§ **GIVEN PASSAGE**:
——

The genotypes collection of S. rebaudiana established in the Pluridisciplinary Center for Chemical, Biological and Agricultural Research, State University of Campinas, São Paulo, Brazil (CPQBA/UNICAMP) were studied for breeding purposes. The aims of the present study were: (i) to genotype 31 individuals with microsatellite markers to compute the genetic diversity, the fingerprint, and the relatedness, and (ii) to identify the genotypes that produce the highest rebaudioside A/stevioside ratio.

——

§ **REQUIREMENT**:
Carry the passage on the S. rebaudiana genotype collection forward, starting after its last sentence. The records are not needed.

§ **Page layout parsing records**:
——

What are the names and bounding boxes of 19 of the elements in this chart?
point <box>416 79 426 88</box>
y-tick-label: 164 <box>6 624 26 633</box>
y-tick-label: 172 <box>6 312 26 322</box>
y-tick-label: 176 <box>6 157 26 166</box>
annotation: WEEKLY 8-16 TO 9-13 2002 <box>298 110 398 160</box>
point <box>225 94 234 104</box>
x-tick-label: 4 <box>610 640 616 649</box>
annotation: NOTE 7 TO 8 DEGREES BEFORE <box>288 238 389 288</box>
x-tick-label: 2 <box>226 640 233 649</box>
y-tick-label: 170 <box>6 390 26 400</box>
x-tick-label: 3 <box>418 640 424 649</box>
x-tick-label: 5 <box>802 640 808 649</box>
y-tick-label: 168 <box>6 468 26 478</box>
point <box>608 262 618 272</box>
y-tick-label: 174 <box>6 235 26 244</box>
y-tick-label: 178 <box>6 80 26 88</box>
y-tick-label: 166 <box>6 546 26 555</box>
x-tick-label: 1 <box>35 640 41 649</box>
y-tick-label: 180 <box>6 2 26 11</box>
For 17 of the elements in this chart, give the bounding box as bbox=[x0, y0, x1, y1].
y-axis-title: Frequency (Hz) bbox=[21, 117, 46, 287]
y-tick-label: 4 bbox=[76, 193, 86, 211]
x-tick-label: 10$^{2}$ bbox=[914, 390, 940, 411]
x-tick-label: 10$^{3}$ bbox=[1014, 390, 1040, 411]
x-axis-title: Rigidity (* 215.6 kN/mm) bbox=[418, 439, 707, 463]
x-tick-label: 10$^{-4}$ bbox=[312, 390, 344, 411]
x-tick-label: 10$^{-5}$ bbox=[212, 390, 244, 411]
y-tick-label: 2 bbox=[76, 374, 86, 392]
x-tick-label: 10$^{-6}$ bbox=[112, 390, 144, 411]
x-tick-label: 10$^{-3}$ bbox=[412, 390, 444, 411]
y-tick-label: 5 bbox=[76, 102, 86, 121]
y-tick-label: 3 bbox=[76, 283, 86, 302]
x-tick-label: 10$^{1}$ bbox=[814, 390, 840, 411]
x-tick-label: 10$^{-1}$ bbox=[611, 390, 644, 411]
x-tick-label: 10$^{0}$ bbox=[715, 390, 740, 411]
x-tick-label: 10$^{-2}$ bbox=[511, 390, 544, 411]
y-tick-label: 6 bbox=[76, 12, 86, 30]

——

§ **ANSWER TO THE PROBLEM**:
Material and methods
Plant material
We have studied 31 individuals from the S. rebaudiana germplasm plot established in the campus of the CPQBA/UNICAMP (Pluridisciplinary Center for Chemical, Biological and Agricultural Research. State University of Campinas, São Paulo, Brazil). The S. rebaudiana seeds were previously collected in the species’ region of origin, but the exact location is unfortunately unknown. Four to five leaves sampled in each genotype from different parts of the plant were collected from January to February 2019. The genotypes were grown in the same plot with 1 × 0.5 m spacing, and 5 to 10 replications per genotype and the sampling was made just before flowering. Afterward, the leaves were lyophilized and frozen at – 80 °C.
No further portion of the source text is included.